■ **Stated goal**
Pictures stay out of the copy; set down each line of the listing below exactly.

* Start *

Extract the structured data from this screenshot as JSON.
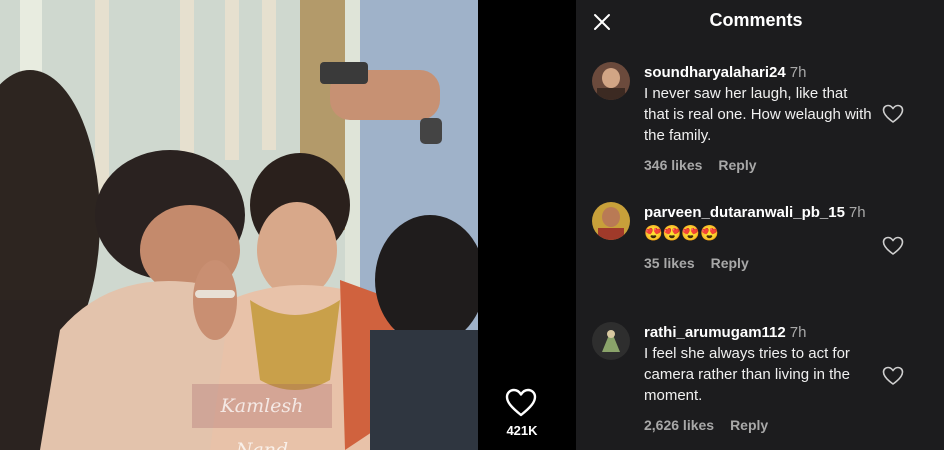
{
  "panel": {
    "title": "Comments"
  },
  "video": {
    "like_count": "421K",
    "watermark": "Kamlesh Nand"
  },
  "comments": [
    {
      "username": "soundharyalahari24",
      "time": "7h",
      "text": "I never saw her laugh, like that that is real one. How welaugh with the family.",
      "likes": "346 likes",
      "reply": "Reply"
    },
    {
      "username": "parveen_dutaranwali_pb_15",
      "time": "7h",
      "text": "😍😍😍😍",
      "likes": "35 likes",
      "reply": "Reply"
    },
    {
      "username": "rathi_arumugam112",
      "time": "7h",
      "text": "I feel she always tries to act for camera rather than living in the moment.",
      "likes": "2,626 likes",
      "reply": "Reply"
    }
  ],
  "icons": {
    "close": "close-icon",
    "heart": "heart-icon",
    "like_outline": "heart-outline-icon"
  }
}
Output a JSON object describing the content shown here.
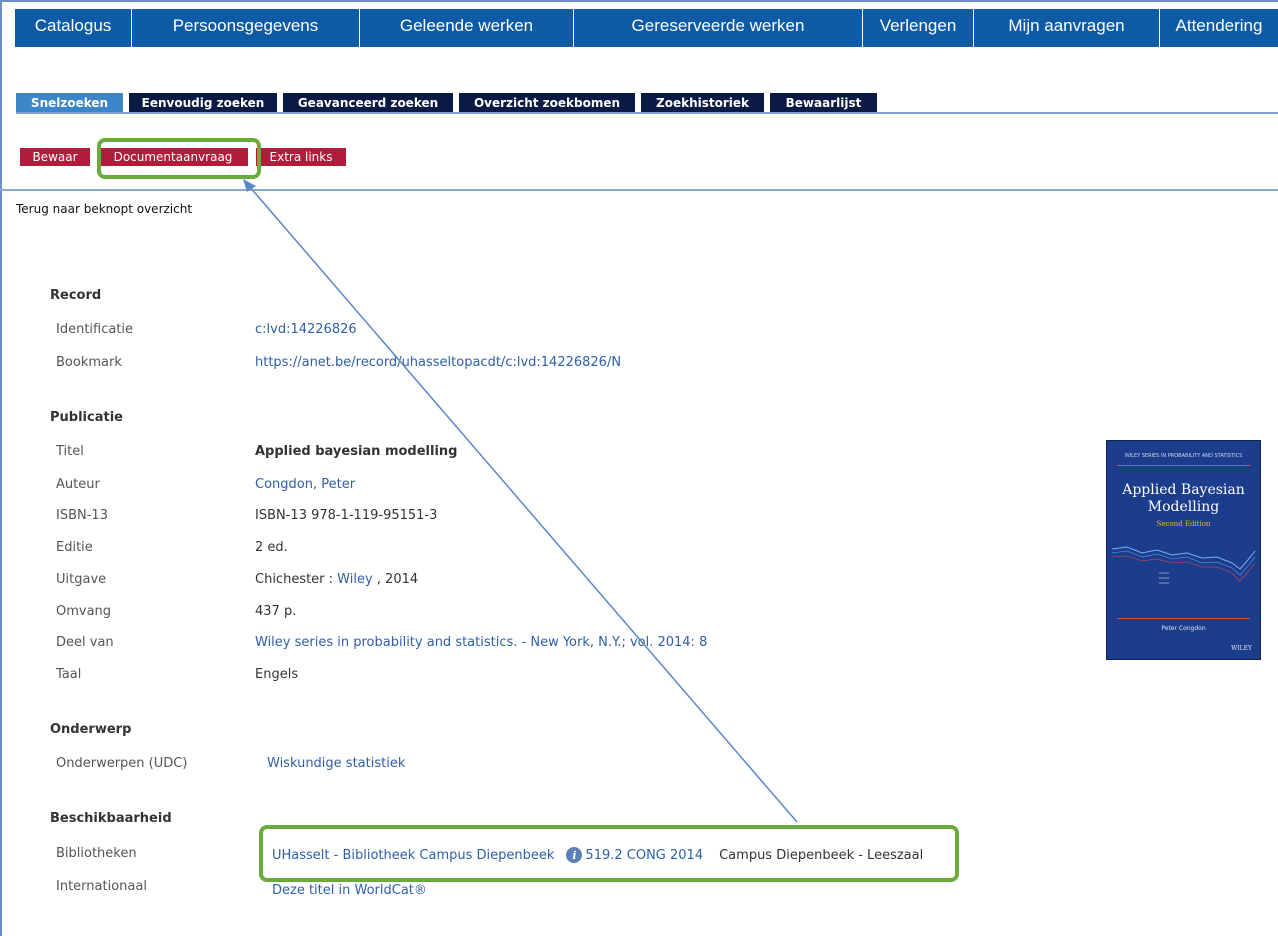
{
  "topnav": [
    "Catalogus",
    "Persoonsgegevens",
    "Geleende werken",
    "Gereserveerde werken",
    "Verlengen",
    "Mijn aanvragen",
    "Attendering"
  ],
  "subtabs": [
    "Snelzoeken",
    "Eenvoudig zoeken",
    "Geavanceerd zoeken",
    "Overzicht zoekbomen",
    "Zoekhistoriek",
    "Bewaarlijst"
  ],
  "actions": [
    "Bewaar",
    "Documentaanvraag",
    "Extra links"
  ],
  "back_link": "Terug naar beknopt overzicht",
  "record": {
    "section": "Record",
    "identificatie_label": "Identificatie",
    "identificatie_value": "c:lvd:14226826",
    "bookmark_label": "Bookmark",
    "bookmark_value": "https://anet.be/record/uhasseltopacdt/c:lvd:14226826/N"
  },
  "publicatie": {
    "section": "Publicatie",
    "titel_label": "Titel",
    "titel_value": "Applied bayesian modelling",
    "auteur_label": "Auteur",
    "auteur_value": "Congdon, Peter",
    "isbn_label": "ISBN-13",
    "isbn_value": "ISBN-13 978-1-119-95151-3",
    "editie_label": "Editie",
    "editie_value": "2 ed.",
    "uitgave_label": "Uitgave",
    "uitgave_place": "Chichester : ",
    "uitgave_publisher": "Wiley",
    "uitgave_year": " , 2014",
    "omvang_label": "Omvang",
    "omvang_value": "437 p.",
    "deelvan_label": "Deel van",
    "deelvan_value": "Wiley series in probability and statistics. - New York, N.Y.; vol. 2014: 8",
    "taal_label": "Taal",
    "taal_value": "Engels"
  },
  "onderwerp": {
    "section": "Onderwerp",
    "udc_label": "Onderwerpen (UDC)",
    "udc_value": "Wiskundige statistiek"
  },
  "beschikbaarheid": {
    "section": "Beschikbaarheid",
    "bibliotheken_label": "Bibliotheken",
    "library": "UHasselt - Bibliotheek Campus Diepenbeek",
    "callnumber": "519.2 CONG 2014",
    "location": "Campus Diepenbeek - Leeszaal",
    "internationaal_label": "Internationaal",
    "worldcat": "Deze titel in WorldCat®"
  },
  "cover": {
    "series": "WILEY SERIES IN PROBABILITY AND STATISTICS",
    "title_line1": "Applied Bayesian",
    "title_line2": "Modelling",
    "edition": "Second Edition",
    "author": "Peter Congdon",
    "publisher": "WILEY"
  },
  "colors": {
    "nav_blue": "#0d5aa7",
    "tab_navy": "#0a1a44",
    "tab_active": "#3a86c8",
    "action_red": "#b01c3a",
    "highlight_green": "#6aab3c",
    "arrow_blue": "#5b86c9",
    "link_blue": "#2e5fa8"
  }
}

* End *

■ **The answer**
Extract the structured data from this screenshot as JSON.
{
  "panel": {
    "title": "Comments"
  },
  "video": {
    "like_count": "421K",
    "watermark": "Kamlesh Nand"
  },
  "comments": [
    {
      "username": "soundharyalahari24",
      "time": "7h",
      "text": "I never saw her laugh, like that that is real one. How welaugh with the family.",
      "likes": "346 likes",
      "reply": "Reply"
    },
    {
      "username": "parveen_dutaranwali_pb_15",
      "time": "7h",
      "text": "😍😍😍😍",
      "likes": "35 likes",
      "reply": "Reply"
    },
    {
      "username": "rathi_arumugam112",
      "time": "7h",
      "text": "I feel she always tries to act for camera rather than living in the moment.",
      "likes": "2,626 likes",
      "reply": "Reply"
    }
  ],
  "icons": {
    "close": "close-icon",
    "heart": "heart-icon",
    "like_outline": "heart-outline-icon"
  }
}
Output a JSON object describing the content shown here.
{
  "topnav": [
    "Catalogus",
    "Persoonsgegevens",
    "Geleende werken",
    "Gereserveerde werken",
    "Verlengen",
    "Mijn aanvragen",
    "Attendering"
  ],
  "subtabs": [
    "Snelzoeken",
    "Eenvoudig zoeken",
    "Geavanceerd zoeken",
    "Overzicht zoekbomen",
    "Zoekhistoriek",
    "Bewaarlijst"
  ],
  "actions": [
    "Bewaar",
    "Documentaanvraag",
    "Extra links"
  ],
  "back_link": "Terug naar beknopt overzicht",
  "record": {
    "section": "Record",
    "identificatie_label": "Identificatie",
    "identificatie_value": "c:lvd:14226826",
    "bookmark_label": "Bookmark",
    "bookmark_value": "https://anet.be/record/uhasseltopacdt/c:lvd:14226826/N"
  },
  "publicatie": {
    "section": "Publicatie",
    "titel_label": "Titel",
    "titel_value": "Applied bayesian modelling",
    "auteur_label": "Auteur",
    "auteur_value": "Congdon, Peter",
    "isbn_label": "ISBN-13",
    "isbn_value": "ISBN-13 978-1-119-95151-3",
    "editie_label": "Editie",
    "editie_value": "2 ed.",
    "uitgave_label": "Uitgave",
    "uitgave_place": "Chichester : ",
    "uitgave_publisher": "Wiley",
    "uitgave_year": " , 2014",
    "omvang_label": "Omvang",
    "omvang_value": "437 p.",
    "deelvan_label": "Deel van",
    "deelvan_value": "Wiley series in probability and statistics. - New York, N.Y.; vol. 2014: 8",
    "taal_label": "Taal",
    "taal_value": "Engels"
  },
  "onderwerp": {
    "section": "Onderwerp",
    "udc_label": "Onderwerpen (UDC)",
    "udc_value": "Wiskundige statistiek"
  },
  "beschikbaarheid": {
    "section": "Beschikbaarheid",
    "bibliotheken_label": "Bibliotheken",
    "library": "UHasselt - Bibliotheek Campus Diepenbeek",
    "callnumber": "519.2 CONG 2014",
    "location": "Campus Diepenbeek - Leeszaal",
    "internationaal_label": "Internationaal",
    "worldcat": "Deze titel in WorldCat®"
  },
  "cover": {
    "series": "WILEY SERIES IN PROBABILITY AND STATISTICS",
    "title_line1": "Applied Bayesian",
    "title_line2": "Modelling",
    "edition": "Second Edition",
    "author": "Peter Congdon",
    "publisher": "WILEY"
  },
  "colors": {
    "nav_blue": "#0d5aa7",
    "tab_navy": "#0a1a44",
    "tab_active": "#3a86c8",
    "action_red": "#b01c3a",
    "highlight_green": "#6aab3c",
    "arrow_blue": "#5b86c9",
    "link_blue": "#2e5fa8"
  }
}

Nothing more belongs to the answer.